• [EXCERPT TO READ]
========================

Dry Docking of Ships – Understanding Stability And Docking Plan

The process of docking and undocking of ships might not seem like an important operation. However, it’s a process that is carried out more than once, not only by shipbuilding yards during the construction of a ship, but also as regular part of the ship’s lifetime. The understanding of the process of docking is specialised, and hence, not many naval architects or engineers are thorough with the inner details of docking. Professionals who are specialised in carrying out docking and undocking of ships are commonly known as Dock Masters.

But why is it important for ship designers to know about the docking processes? It is because, the process of docking is done by the aid of a series of drawings and plans, which are prepared by designers, based on certain calculations. Hence, knowing docking processes, docking calculations, and understanding how to read docking plans is an important skill for designers working in shipyards.

From time to time, it becomes important to carry out repairs in the underwater portion of the hull. Such repairs may include renewal of the sacrificial anodes, refit of the propellers, overhauling of the propulsion shafts, repair of rudders, underwater hull blasting to remove fouling, etc. In order to carry out these repairs, the underwater portion of the hull needs to be made accessible, which is the purpose served by a dry dock. It has also become a common practice in large shipyards to build their ships on dry docks, and float it out when ready for trials. For such procedures, the docking plans need to be prepared taking into consideration the increase in weight of the ship structure along the building time. Once the ship has been built, the dry dock is flooded and the ship is undocked. The calculations for undocking also play a major role in the process because it is during undocking that the the ship is at a risk of capsizing.

Stability during Docking:

When the ship enters a dry dock, it must have a positive metacentric height; and is usually trimmed by stern. The floor of the dry dock is lined with keel blocks, which are so arranged such that they can bear the weight of the ship. When the ship enters the dry dock, her centerline is first brought in line with the centerline of the keel blocks by using a combination of plum lines and Leica theodolite.

The dock gates are then closed and the water is pumped out of the dock in stages. Since the ship has a trim by stern, the stern of the ship will first sit on the keel blocks. The rate of pumping out water is reduced as the stern is almost about to touch the keel blocks. The reason is, it is from this stage of the docking procedure when the stability of the ship starts getting critical. The interval of time from when the stern takes the blocks to the moment when the entire ship’s weight is borne by the blocks is called Critical Period. We will understand the details a little later.

When the stern of the ship takes the blocks, it is fixed to the shores (sides of the dock). This is carried out from aft to forward so that by the time the entire ship takes the blocks, it is fixed to the shores. When the ship is completely borne by the blocks, water is pumped out quickly from the dock.

So what happens during the critical period and why?

When the ship’s stern just touches the keel blocks, part of the ship’s weight is being borne by the keel blocks. The contact between the stern and the keel block creates a normal reaction or upthrust. The magnitude of this upward normal reaction increases as the water level in the dry dock reduces. It is this upthrust that creates a virtual reduction in the metacentric height of the ship. Hence it is very crucial to maintain sufficient positive metacentric height before docking, lacking which, the ship may heel over to either side, or even slip off the keel blocks and capsize.

The purpose, hence, is to calculate the metacentric height of the ship at different stages of the docking process, and ensure that it does not fall below the safe limit. Follow the figure underneath, which shows a ship that has just touched the keel block by its stern. The location of the center of floatation (F) is known from the hydrostatic curves at the given displacement. Since the location of the stern is a known point, its distance from the center of floatation (l) can be calculated instantly.

========================

• [LISTED ENTRIES]
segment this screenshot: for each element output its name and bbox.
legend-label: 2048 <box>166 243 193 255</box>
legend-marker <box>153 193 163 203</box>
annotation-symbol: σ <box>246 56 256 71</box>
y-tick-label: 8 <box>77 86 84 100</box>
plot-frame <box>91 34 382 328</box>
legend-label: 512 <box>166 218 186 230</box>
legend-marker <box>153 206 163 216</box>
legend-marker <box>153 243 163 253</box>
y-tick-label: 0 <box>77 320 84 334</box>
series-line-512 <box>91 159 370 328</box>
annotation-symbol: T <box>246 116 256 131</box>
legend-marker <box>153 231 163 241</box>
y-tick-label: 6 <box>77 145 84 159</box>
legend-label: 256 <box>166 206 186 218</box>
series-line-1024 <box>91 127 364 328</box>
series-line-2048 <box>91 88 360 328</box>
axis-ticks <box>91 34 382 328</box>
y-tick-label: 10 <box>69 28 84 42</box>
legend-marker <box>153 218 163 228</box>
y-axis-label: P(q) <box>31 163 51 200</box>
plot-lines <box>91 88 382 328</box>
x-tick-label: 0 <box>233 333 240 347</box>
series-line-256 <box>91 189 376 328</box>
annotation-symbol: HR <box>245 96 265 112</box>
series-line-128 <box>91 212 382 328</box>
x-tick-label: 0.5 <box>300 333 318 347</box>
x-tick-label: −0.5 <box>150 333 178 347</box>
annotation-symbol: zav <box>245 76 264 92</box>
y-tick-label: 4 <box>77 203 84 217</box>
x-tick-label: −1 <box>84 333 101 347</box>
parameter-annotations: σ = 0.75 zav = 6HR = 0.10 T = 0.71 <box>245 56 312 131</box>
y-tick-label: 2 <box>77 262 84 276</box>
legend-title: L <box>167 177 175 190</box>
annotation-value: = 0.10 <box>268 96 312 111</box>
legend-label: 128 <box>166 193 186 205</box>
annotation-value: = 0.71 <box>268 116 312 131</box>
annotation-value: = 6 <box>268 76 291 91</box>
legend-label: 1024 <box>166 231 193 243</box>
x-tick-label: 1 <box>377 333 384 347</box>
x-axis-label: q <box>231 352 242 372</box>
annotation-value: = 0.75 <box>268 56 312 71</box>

========================

• [PROBLEM SET]
**A.** In the dry docking text, what is the name for the interval from when the stern takes the blocks until the blocks bear the entire weight of the ship?
**B.** Reproduce the stretch of the dry docking text from "But why is it" through "working in shipyards.".
The lines come from a source unrelated to the dry docking text.

• [RESULTS OF THE TASKS]
**A.** It is called the Critical Period.

**B.**
But why is it important for ship designers to know about the docking processes? It is because, the process of docking is done by the aid of a series of drawings and plans, which are prepared by designers, based on certain calculations. Hence, knowing docking processes, docking calculations, and understanding how to read docking plans is an important skill for designers working in shipyards.